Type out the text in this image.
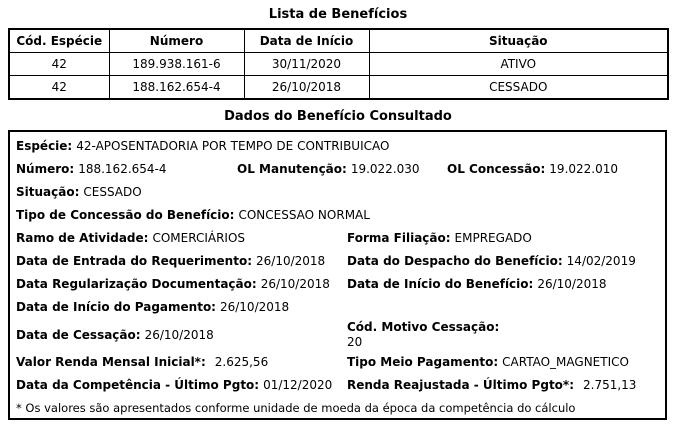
Lista de Benefícios
Cód. Espécie	Número	Data de Início	Situação
42	189.938.161-6	30/11/2020	ATIVO
42	188.162.654-4	26/10/2018	CESSADO
Dados do Benefício Consultado
Espécie: 42-APOSENTADORIA POR TEMPO DE CONTRIBUICAO
Número: 188.162.654-4	OL Manutenção: 19.022.030	OL Concessão: 19.022.010
Situação: CESSADO
Tipo de Concessão do Benefício: CONCESSAO NORMAL
Ramo de Atividade: COMERCIÁRIOS	Forma Filiação: EMPREGADO
Data de Entrada do Requerimento: 26/10/2018	Data do Despacho do Benefício: 14/02/2019
Data Regularização Documentação: 26/10/2018	Data de Início do Benefício: 26/10/2018
Data de Início do Pagamento: 26/10/2018
Data de Cessação: 26/10/2018
Cód. Motivo Cessação:
20
Valor Renda Mensal Inicial*: 2.625,56	Tipo Meio Pagamento: CARTAO_MAGNETICO
Data da Competência - Último Pgto: 01/12/2020	Renda Reajustada - Último Pgto*: 2.751,13
* Os valores são apresentados conforme unidade de moeda da época da competência do cálculo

------------

Leave out the pictures and reproduce the rest of the listing exactly.

Type out the text in this image.
Lista de Benefícios
Cód. Espécie	Número	Data de Início	Situação
42	189.938.161-6	30/11/2020	ATIVO
42	188.162.654-4	26/10/2018	CESSADO
Dados do Benefício Consultado
Espécie: 42-APOSENTADORIA POR TEMPO DE CONTRIBUICAO
Número: 188.162.654-4	OL Manutenção: 19.022.030	OL Concessão: 19.022.010
Situação: CESSADO
Tipo de Concessão do Benefício: CONCESSAO NORMAL
Ramo de Atividade: COMERCIÁRIOS	Forma Filiação: EMPREGADO
Data de Entrada do Requerimento: 26/10/2018	Data do Despacho do Benefício: 14/02/2019
Data Regularização Documentação: 26/10/2018	Data de Início do Benefício: 26/10/2018
Data de Início do Pagamento: 26/10/2018
Data de Cessação: 26/10/2018
Cód. Motivo Cessação:
20
Valor Renda Mensal Inicial*: 2.625,56	Tipo Meio Pagamento: CARTAO_MAGNETICO
Data da Competência - Último Pgto: 01/12/2020	Renda Reajustada - Último Pgto*: 2.751,13
* Os valores são apresentados conforme unidade de moeda da época da competência do cálculo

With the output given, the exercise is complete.